# DATA SHOWN
● ● ● ●

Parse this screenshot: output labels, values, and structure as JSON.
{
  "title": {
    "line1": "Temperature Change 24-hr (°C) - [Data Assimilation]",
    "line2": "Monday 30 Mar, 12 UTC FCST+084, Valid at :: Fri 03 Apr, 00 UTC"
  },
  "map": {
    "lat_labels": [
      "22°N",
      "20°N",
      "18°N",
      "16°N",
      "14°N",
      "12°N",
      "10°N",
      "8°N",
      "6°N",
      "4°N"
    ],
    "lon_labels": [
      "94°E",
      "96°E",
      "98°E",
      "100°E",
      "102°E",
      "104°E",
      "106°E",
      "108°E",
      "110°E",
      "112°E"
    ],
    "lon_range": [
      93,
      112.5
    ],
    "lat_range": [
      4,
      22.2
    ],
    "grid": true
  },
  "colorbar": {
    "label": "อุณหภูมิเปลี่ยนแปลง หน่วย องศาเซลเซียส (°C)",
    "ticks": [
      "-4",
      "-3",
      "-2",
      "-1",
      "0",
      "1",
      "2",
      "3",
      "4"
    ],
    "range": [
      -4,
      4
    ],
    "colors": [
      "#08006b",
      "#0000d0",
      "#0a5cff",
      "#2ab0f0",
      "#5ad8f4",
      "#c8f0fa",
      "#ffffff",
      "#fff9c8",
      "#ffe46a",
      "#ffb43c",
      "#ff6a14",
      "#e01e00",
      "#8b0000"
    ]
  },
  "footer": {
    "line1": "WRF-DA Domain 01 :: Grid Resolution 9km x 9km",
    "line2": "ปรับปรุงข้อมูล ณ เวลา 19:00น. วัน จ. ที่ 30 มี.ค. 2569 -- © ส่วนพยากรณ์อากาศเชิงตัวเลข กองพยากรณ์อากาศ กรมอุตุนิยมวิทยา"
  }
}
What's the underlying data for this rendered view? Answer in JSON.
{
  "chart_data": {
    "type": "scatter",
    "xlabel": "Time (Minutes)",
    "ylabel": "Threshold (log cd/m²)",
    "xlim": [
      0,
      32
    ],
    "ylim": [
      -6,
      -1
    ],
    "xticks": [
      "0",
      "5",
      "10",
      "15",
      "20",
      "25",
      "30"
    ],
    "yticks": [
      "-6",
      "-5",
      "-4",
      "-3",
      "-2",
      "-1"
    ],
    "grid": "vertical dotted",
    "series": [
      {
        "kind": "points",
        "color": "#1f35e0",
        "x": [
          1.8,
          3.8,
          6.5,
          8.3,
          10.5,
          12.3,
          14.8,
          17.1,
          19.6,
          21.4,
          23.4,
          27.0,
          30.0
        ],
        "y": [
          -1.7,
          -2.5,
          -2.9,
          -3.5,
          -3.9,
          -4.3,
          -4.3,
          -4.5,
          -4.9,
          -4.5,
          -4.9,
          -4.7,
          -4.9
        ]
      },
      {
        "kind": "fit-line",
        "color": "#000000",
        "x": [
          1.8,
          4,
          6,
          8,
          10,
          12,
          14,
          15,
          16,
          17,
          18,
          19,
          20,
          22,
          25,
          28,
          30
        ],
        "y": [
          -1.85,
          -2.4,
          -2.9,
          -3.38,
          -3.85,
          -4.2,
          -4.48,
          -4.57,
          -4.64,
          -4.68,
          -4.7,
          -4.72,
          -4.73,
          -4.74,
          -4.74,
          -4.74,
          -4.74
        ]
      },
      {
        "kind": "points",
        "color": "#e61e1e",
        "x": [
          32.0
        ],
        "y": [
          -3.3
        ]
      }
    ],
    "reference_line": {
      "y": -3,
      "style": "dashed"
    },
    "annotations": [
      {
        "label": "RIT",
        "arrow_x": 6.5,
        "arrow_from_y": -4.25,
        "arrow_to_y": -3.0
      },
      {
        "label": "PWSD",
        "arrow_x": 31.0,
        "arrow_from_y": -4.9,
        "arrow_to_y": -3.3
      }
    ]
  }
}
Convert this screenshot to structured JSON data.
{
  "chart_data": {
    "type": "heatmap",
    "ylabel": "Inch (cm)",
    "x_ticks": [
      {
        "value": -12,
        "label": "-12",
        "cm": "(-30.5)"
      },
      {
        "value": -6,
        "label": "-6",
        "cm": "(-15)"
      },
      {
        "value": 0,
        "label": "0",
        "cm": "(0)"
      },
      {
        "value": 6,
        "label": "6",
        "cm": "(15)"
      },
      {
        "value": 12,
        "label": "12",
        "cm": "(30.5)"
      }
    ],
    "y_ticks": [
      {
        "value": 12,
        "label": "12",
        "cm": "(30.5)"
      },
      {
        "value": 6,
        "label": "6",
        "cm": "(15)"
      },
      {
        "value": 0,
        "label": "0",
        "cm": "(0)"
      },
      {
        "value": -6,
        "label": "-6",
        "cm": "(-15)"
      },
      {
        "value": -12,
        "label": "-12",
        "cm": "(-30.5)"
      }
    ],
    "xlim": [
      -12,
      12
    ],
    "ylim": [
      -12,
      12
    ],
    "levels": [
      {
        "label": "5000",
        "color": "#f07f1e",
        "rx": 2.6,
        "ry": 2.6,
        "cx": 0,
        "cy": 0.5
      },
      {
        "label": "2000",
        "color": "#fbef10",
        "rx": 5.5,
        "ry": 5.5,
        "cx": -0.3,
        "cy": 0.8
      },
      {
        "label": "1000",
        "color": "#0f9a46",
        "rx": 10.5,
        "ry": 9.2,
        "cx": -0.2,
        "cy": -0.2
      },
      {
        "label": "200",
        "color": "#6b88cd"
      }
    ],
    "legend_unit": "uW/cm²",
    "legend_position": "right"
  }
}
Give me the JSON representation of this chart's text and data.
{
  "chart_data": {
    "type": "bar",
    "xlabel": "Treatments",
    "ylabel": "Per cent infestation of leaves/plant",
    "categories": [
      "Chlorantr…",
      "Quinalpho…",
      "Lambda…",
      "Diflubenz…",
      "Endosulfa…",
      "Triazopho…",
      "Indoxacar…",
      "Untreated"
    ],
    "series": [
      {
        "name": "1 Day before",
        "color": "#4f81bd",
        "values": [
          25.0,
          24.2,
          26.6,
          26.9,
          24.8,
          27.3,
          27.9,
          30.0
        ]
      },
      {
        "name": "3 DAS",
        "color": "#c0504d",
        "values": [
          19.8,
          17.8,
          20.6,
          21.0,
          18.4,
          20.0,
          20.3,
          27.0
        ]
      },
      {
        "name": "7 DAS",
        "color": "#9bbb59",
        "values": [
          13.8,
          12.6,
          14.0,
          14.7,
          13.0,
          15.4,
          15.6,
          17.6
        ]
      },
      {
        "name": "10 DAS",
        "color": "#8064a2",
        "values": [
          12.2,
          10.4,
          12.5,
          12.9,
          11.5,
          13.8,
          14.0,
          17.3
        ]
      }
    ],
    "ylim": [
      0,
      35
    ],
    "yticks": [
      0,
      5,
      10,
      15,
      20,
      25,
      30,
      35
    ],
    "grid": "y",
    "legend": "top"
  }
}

● ● ● ●

# STATED EXERCISE
Output the full listing without altering anything.

# SOLUTION FOR THIS TASK
Parse this screenshot: output labels, values, and structure as JSON.
{
  "title": {
    "line1": "Temperature Change 24-hr (°C) - [Data Assimilation]",
    "line2": "Monday 30 Mar, 12 UTC FCST+084, Valid at :: Fri 03 Apr, 00 UTC"
  },
  "map": {
    "lat_labels": [
      "22°N",
      "20°N",
      "18°N",
      "16°N",
      "14°N",
      "12°N",
      "10°N",
      "8°N",
      "6°N",
      "4°N"
    ],
    "lon_labels": [
      "94°E",
      "96°E",
      "98°E",
      "100°E",
      "102°E",
      "104°E",
      "106°E",
      "108°E",
      "110°E",
      "112°E"
    ],
    "lon_range": [
      93,
      112.5
    ],
    "lat_range": [
      4,
      22.2
    ],
    "grid": true
  },
  "colorbar": {
    "label": "อุณหภูมิเปลี่ยนแปลง หน่วย องศาเซลเซียส (°C)",
    "ticks": [
      "-4",
      "-3",
      "-2",
      "-1",
      "0",
      "1",
      "2",
      "3",
      "4"
    ],
    "range": [
      -4,
      4
    ],
    "colors": [
      "#08006b",
      "#0000d0",
      "#0a5cff",
      "#2ab0f0",
      "#5ad8f4",
      "#c8f0fa",
      "#ffffff",
      "#fff9c8",
      "#ffe46a",
      "#ffb43c",
      "#ff6a14",
      "#e01e00",
      "#8b0000"
    ]
  },
  "footer": {
    "line1": "WRF-DA Domain 01 :: Grid Resolution 9km x 9km",
    "line2": "ปรับปรุงข้อมูล ณ เวลา 19:00น. วัน จ. ที่ 30 มี.ค. 2569 -- © ส่วนพยากรณ์อากาศเชิงตัวเลข กองพยากรณ์อากาศ กรมอุตุนิยมวิทยา"
  }
}
What's the underlying data for this rendered view? Answer in JSON.
{
  "chart_data": {
    "type": "scatter",
    "xlabel": "Time (Minutes)",
    "ylabel": "Threshold (log cd/m²)",
    "xlim": [
      0,
      32
    ],
    "ylim": [
      -6,
      -1
    ],
    "xticks": [
      "0",
      "5",
      "10",
      "15",
      "20",
      "25",
      "30"
    ],
    "yticks": [
      "-6",
      "-5",
      "-4",
      "-3",
      "-2",
      "-1"
    ],
    "grid": "vertical dotted",
    "series": [
      {
        "kind": "points",
        "color": "#1f35e0",
        "x": [
          1.8,
          3.8,
          6.5,
          8.3,
          10.5,
          12.3,
          14.8,
          17.1,
          19.6,
          21.4,
          23.4,
          27.0,
          30.0
        ],
        "y": [
          -1.7,
          -2.5,
          -2.9,
          -3.5,
          -3.9,
          -4.3,
          -4.3,
          -4.5,
          -4.9,
          -4.5,
          -4.9,
          -4.7,
          -4.9
        ]
      },
      {
        "kind": "fit-line",
        "color": "#000000",
        "x": [
          1.8,
          4,
          6,
          8,
          10,
          12,
          14,
          15,
          16,
          17,
          18,
          19,
          20,
          22,
          25,
          28,
          30
        ],
        "y": [
          -1.85,
          -2.4,
          -2.9,
          -3.38,
          -3.85,
          -4.2,
          -4.48,
          -4.57,
          -4.64,
          -4.68,
          -4.7,
          -4.72,
          -4.73,
          -4.74,
          -4.74,
          -4.74,
          -4.74
        ]
      },
      {
        "kind": "points",
        "color": "#e61e1e",
        "x": [
          32.0
        ],
        "y": [
          -3.3
        ]
      }
    ],
    "reference_line": {
      "y": -3,
      "style": "dashed"
    },
    "annotations": [
      {
        "label": "RIT",
        "arrow_x": 6.5,
        "arrow_from_y": -4.25,
        "arrow_to_y": -3.0
      },
      {
        "label": "PWSD",
        "arrow_x": 31.0,
        "arrow_from_y": -4.9,
        "arrow_to_y": -3.3
      }
    ]
  }
}
Convert this screenshot to structured JSON data.
{
  "chart_data": {
    "type": "heatmap",
    "ylabel": "Inch (cm)",
    "x_ticks": [
      {
        "value": -12,
        "label": "-12",
        "cm": "(-30.5)"
      },
      {
        "value": -6,
        "label": "-6",
        "cm": "(-15)"
      },
      {
        "value": 0,
        "label": "0",
        "cm": "(0)"
      },
      {
        "value": 6,
        "label": "6",
        "cm": "(15)"
      },
      {
        "value": 12,
        "label": "12",
        "cm": "(30.5)"
      }
    ],
    "y_ticks": [
      {
        "value": 12,
        "label": "12",
        "cm": "(30.5)"
      },
      {
        "value": 6,
        "label": "6",
        "cm": "(15)"
      },
      {
        "value": 0,
        "label": "0",
        "cm": "(0)"
      },
      {
        "value": -6,
        "label": "-6",
        "cm": "(-15)"
      },
      {
        "value": -12,
        "label": "-12",
        "cm": "(-30.5)"
      }
    ],
    "xlim": [
      -12,
      12
    ],
    "ylim": [
      -12,
      12
    ],
    "levels": [
      {
        "label": "5000",
        "color": "#f07f1e",
        "rx": 2.6,
        "ry": 2.6,
        "cx": 0,
        "cy": 0.5
      },
      {
        "label": "2000",
        "color": "#fbef10",
        "rx": 5.5,
        "ry": 5.5,
        "cx": -0.3,
        "cy": 0.8
      },
      {
        "label": "1000",
        "color": "#0f9a46",
        "rx": 10.5,
        "ry": 9.2,
        "cx": -0.2,
        "cy": -0.2
      },
      {
        "label": "200",
        "color": "#6b88cd"
      }
    ],
    "legend_unit": "uW/cm²",
    "legend_position": "right"
  }
}
Give me the JSON representation of this chart's text and data.
{
  "chart_data": {
    "type": "bar",
    "xlabel": "Treatments",
    "ylabel": "Per cent infestation of leaves/plant",
    "categories": [
      "Chlorantr…",
      "Quinalpho…",
      "Lambda…",
      "Diflubenz…",
      "Endosulfa…",
      "Triazopho…",
      "Indoxacar…",
      "Untreated"
    ],
    "series": [
      {
        "name": "1 Day before",
        "color": "#4f81bd",
        "values": [
          25.0,
          24.2,
          26.6,
          26.9,
          24.8,
          27.3,
          27.9,
          30.0
        ]
      },
      {
        "name": "3 DAS",
        "color": "#c0504d",
        "values": [
          19.8,
          17.8,
          20.6,
          21.0,
          18.4,
          20.0,
          20.3,
          27.0
        ]
      },
      {
        "name": "7 DAS",
        "color": "#9bbb59",
        "values": [
          13.8,
          12.6,
          14.0,
          14.7,
          13.0,
          15.4,
          15.6,
          17.6
        ]
      },
      {
        "name": "10 DAS",
        "color": "#8064a2",
        "values": [
          12.2,
          10.4,
          12.5,
          12.9,
          11.5,
          13.8,
          14.0,
          17.3
        ]
      }
    ],
    "ylim": [
      0,
      35
    ],
    "yticks": [
      0,
      5,
      10,
      15,
      20,
      25,
      30,
      35
    ],
    "grid": "y",
    "legend": "top"
  }
}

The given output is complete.